Reproduce each of the lines word for word.

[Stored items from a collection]
┌──

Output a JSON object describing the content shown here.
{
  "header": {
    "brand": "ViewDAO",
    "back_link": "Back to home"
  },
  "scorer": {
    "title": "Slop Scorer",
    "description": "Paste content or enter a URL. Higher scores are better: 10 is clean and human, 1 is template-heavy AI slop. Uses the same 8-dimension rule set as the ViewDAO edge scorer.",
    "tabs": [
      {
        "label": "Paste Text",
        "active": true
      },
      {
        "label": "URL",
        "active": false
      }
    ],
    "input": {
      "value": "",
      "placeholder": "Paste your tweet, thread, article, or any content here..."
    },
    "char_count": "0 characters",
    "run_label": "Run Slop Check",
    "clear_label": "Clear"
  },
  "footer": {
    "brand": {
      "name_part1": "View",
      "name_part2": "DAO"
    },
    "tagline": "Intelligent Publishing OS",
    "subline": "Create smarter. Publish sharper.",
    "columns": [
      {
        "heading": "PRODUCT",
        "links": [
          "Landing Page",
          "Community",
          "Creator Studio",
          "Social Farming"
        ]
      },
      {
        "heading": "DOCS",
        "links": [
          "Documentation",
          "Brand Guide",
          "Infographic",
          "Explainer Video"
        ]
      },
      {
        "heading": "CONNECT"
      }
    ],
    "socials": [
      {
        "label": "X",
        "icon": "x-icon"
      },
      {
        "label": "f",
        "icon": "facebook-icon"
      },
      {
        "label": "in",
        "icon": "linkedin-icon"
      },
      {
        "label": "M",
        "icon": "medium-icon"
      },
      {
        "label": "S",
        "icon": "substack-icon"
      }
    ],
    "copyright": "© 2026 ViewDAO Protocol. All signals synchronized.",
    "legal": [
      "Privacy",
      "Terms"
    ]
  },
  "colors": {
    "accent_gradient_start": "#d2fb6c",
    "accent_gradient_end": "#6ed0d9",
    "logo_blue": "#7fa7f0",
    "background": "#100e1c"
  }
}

└──

• _Response to the task_:
Output a JSON object describing the content shown here.
{
  "header": {
    "brand": "ViewDAO",
    "back_link": "Back to home"
  },
  "scorer": {
    "title": "Slop Scorer",
    "description": "Paste content or enter a URL. Higher scores are better: 10 is clean and human, 1 is template-heavy AI slop. Uses the same 8-dimension rule set as the ViewDAO edge scorer.",
    "tabs": [
      {
        "label": "Paste Text",
        "active": true
      },
      {
        "label": "URL",
        "active": false
      }
    ],
    "input": {
      "value": "",
      "placeholder": "Paste your tweet, thread, article, or any content here..."
    },
    "char_count": "0 characters",
    "run_label": "Run Slop Check",
    "clear_label": "Clear"
  },
  "footer": {
    "brand": {
      "name_part1": "View",
      "name_part2": "DAO"
    },
    "tagline": "Intelligent Publishing OS",
    "subline": "Create smarter. Publish sharper.",
    "columns": [
      {
        "heading": "PRODUCT",
        "links": [
          "Landing Page",
          "Community",
          "Creator Studio",
          "Social Farming"
        ]
      },
      {
        "heading": "DOCS",
        "links": [
          "Documentation",
          "Brand Guide",
          "Infographic",
          "Explainer Video"
        ]
      },
      {
        "heading": "CONNECT"
      }
    ],
    "socials": [
      {
        "label": "X",
        "icon": "x-icon"
      },
      {
        "label": "f",
        "icon": "facebook-icon"
      },
      {
        "label": "in",
        "icon": "linkedin-icon"
      },
      {
        "label": "M",
        "icon": "medium-icon"
      },
      {
        "label": "S",
        "icon": "substack-icon"
      }
    ],
    "copyright": "© 2026 ViewDAO Protocol. All signals synchronized.",
    "legal": [
      "Privacy",
      "Terms"
    ]
  },
  "colors": {
    "accent_gradient_start": "#d2fb6c",
    "accent_gradient_end": "#6ed0d9",
    "logo_blue": "#7fa7f0",
    "background": "#100e1c"
  }
}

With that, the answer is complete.